[Records from a data collection]
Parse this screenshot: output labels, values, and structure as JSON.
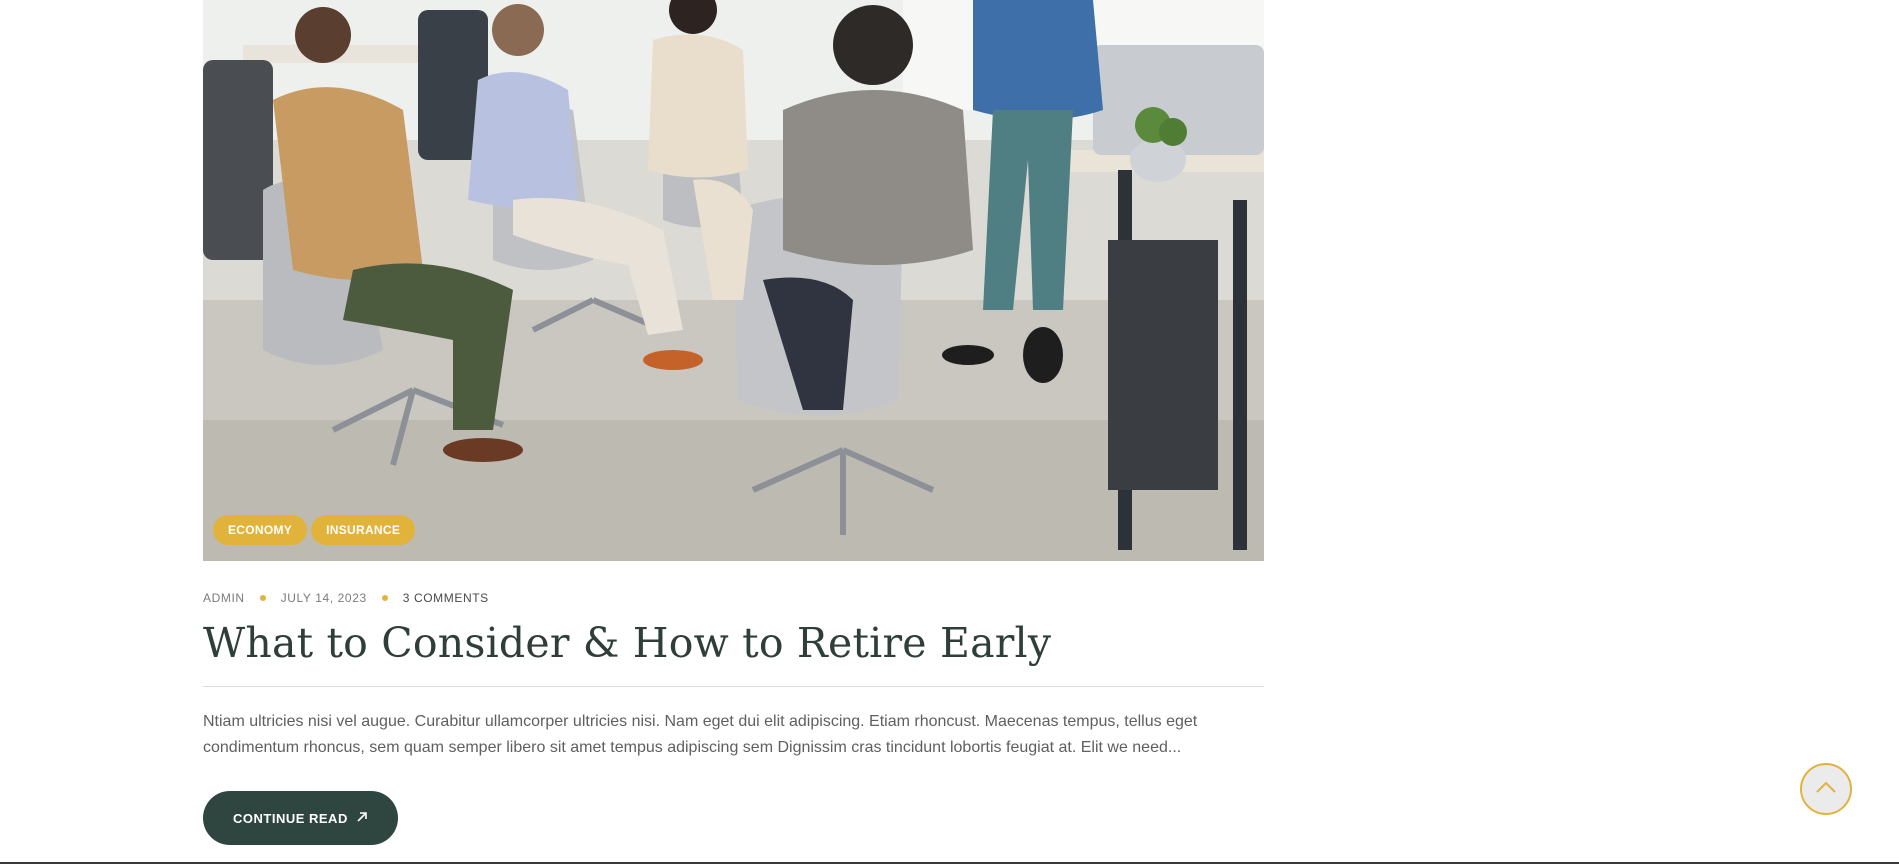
{
  "post": {
    "image_alt": "people sitting in a circle in office",
    "categories": [
      "ECONOMY",
      "INSURANCE"
    ],
    "meta": {
      "author": "ADMIN",
      "date": "JULY 14, 2023",
      "comments": "3 COMMENTS"
    },
    "title": "What to Consider & How to Retire Early",
    "excerpt": "Ntiam ultricies nisi vel augue. Curabitur ullamcorper ultricies nisi. Nam eget dui elit adipiscing. Etiam rhoncust. Maecenas tempus, tellus eget condimentum rhoncus, sem quam semper libero sit amet tempus adipiscing sem Dignissim cras tincidunt lobortis feugiat at. Elit we need...",
    "button_label": "CONTINUE READ",
    "button_icon": "arrow-up-right-icon"
  },
  "scroll_top": {
    "icon": "chevron-up-icon"
  },
  "colors": {
    "accent": "#e2b33a",
    "dark": "#2f4540",
    "title": "#2f3e39"
  }
}
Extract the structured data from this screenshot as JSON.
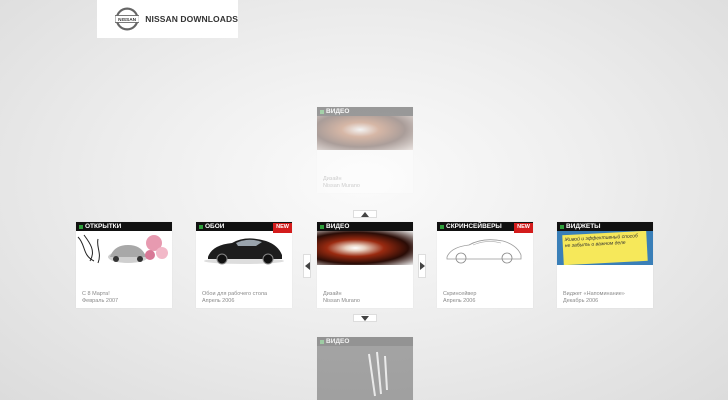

**Short task**
Leave out the pictures and repeat everything else in the records exactly.

**Solution to this task**
Parse this screenshot: output labels, values, and structure as JSON.
{
  "post": {
    "image_alt": "people sitting in a circle in office",
    "categories": [
      "ECONOMY",
      "INSURANCE"
    ],
    "meta": {
      "author": "ADMIN",
      "date": "JULY 14, 2023",
      "comments": "3 COMMENTS"
    },
    "title": "What to Consider & How to Retire Early",
    "excerpt": "Ntiam ultricies nisi vel augue. Curabitur ullamcorper ultricies nisi. Nam eget dui elit adipiscing. Etiam rhoncust. Maecenas tempus, tellus eget condimentum rhoncus, sem quam semper libero sit amet tempus adipiscing sem Dignissim cras tincidunt lobortis feugiat at. Elit we need...",
    "button_label": "CONTINUE READ",
    "button_icon": "arrow-up-right-icon"
  },
  "scroll_top": {
    "icon": "chevron-up-icon"
  },
  "colors": {
    "accent": "#e2b33a",
    "dark": "#2f4540",
    "title": "#2f3e39"
  }
}
Extract the structured data from this screenshot as JSON.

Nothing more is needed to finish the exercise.